— begin —

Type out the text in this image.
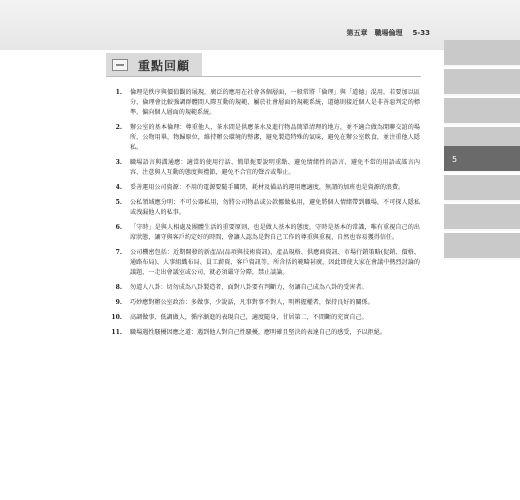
第五章　職場倫理 5-33
5
重點回顧
1.	倫理是秩序與價值觀的展現，廣泛的應用在社會各個層面，一般常將「倫理」與「道德」混用，若要加以區分，倫理會比較強調群體間人際互動的規範，屬於社會層面的規範系統，道德則接近個人是非善惡判定的標準，偏向個人層面的規範系統。
2.	辦公室的基本倫理：尊重他人，茶水間是供應茶水及進行物品簡單清理的地方，並不適合做為閒聊交誼的場所，公物用畢，物歸原位，維持辦公環境的整潔，避免製造特殊的氣味，避免在辦公室飲食，並注重他人隱私。
3.	職場語言與溝通應：適當的使用行話、簡單扼要說明重點、避免情緒性的語言、避免不當的用語或謠言內容、注意與人互動的態度與禮節、避免不合宜的聲音或舉止。
4.	妥善運用公司資源：不用的電源要隨手關閉，耗材及備品的運用應適度，無謂的加班也是資源的浪費。
5.	公私領域應分明：不可公器私用，勿將公司物品或公款挪做私用，避免將個人情緒帶到職場，不可探人隱私或洩漏他人的私事。
6.	「守時」是與人相處及團體生活的重要原則，也是做人基本的態度，守時是基本的常識，唯有重視自己的出席狀態，讓守與客戶約定好的時間，會讓人認為是對自己工作的尊重與重視，自然也容易獲得信任。
7.	公司機密包括：近期開發的新產品(品項與技術資訊)、產品規格、供應商資訊、市場行銷策略(促銷、價格、通路布局)、人事組織布局、員工薪資、客戶資訊等，所含括的範疇甚廣，因此即使大家在會議中熱烈討論的議題，一走出會議室或公司，就必須嚴守分際，禁止談論。
8.	勿道人八卦：切勿成為八卦製造者，面對八卦要有判斷力，勿讓自己成為八卦的受害者。
9.	巧妙應對辦公室政治：多做事，少說話，凡事對事不對人，明辨握權者，保持良好的關係。
10.	高調做事、低調做人，循序漸進的表現自己，適度隨身，甘居第二，不間斷的充實自己。
11.	職場遇性騷擾因應之道：遇到他人對自己性騷擾，應明確且堅決的表達自己的感受，予以拒絕。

— end —

## GOAL:
Transcribe the whole listing, character for character, but not its images.

## THE REPLY:
Type out the text in this image.
第五章　職場倫理 5-33
5
重點回顧
1.	倫理是秩序與價值觀的展現，廣泛的應用在社會各個層面，一般常將「倫理」與「道德」混用，若要加以區分，倫理會比較強調群體間人際互動的規範，屬於社會層面的規範系統，道德則接近個人是非善惡判定的標準，偏向個人層面的規範系統。
2.	辦公室的基本倫理：尊重他人，茶水間是供應茶水及進行物品簡單清理的地方，並不適合做為閒聊交誼的場所，公物用畢，物歸原位，維持辦公環境的整潔，避免製造特殊的氣味，避免在辦公室飲食，並注重他人隱私。
3.	職場語言與溝通應：適當的使用行話、簡單扼要說明重點、避免情緒性的語言、避免不當的用語或謠言內容、注意與人互動的態度與禮節、避免不合宜的聲音或舉止。
4.	妥善運用公司資源：不用的電源要隨手關閉，耗材及備品的運用應適度，無謂的加班也是資源的浪費。
5.	公私領域應分明：不可公器私用，勿將公司物品或公款挪做私用，避免將個人情緒帶到職場，不可探人隱私或洩漏他人的私事。
6.	「守時」是與人相處及團體生活的重要原則，也是做人基本的態度，守時是基本的常識，唯有重視自己的出席狀態，讓守與客戶約定好的時間，會讓人認為是對自己工作的尊重與重視，自然也容易獲得信任。
7.	公司機密包括：近期開發的新產品(品項與技術資訊)、產品規格、供應商資訊、市場行銷策略(促銷、價格、通路布局)、人事組織布局、員工薪資、客戶資訊等，所含括的範疇甚廣，因此即使大家在會議中熱烈討論的議題，一走出會議室或公司，就必須嚴守分際，禁止談論。
8.	勿道人八卦：切勿成為八卦製造者，面對八卦要有判斷力，勿讓自己成為八卦的受害者。
9.	巧妙應對辦公室政治：多做事，少說話，凡事對事不對人，明辨握權者，保持良好的關係。
10.	高調做事、低調做人，循序漸進的表現自己，適度隨身，甘居第二，不間斷的充實自己。
11.	職場遇性騷擾因應之道：遇到他人對自己性騷擾，應明確且堅決的表達自己的感受，予以拒絕。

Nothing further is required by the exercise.